» Exercise brief
Do not include the pictures; repeat the rest of the data exactly.

===== Supplied records =====

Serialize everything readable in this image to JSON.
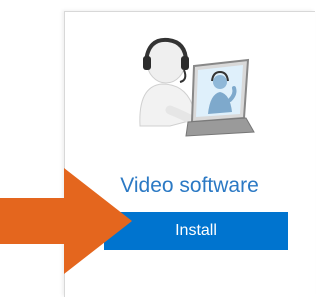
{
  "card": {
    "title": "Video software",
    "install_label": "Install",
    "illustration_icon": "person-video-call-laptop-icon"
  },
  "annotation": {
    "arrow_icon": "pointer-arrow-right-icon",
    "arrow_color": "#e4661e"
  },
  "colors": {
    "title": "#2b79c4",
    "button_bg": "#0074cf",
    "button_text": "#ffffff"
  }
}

=====

» Answer for the task
Serialize everything readable in this image to JSON.
{
  "card": {
    "title": "Video software",
    "install_label": "Install",
    "illustration_icon": "person-video-call-laptop-icon"
  },
  "annotation": {
    "arrow_icon": "pointer-arrow-right-icon",
    "arrow_color": "#e4661e"
  },
  "colors": {
    "title": "#2b79c4",
    "button_bg": "#0074cf",
    "button_text": "#ffffff"
  }
}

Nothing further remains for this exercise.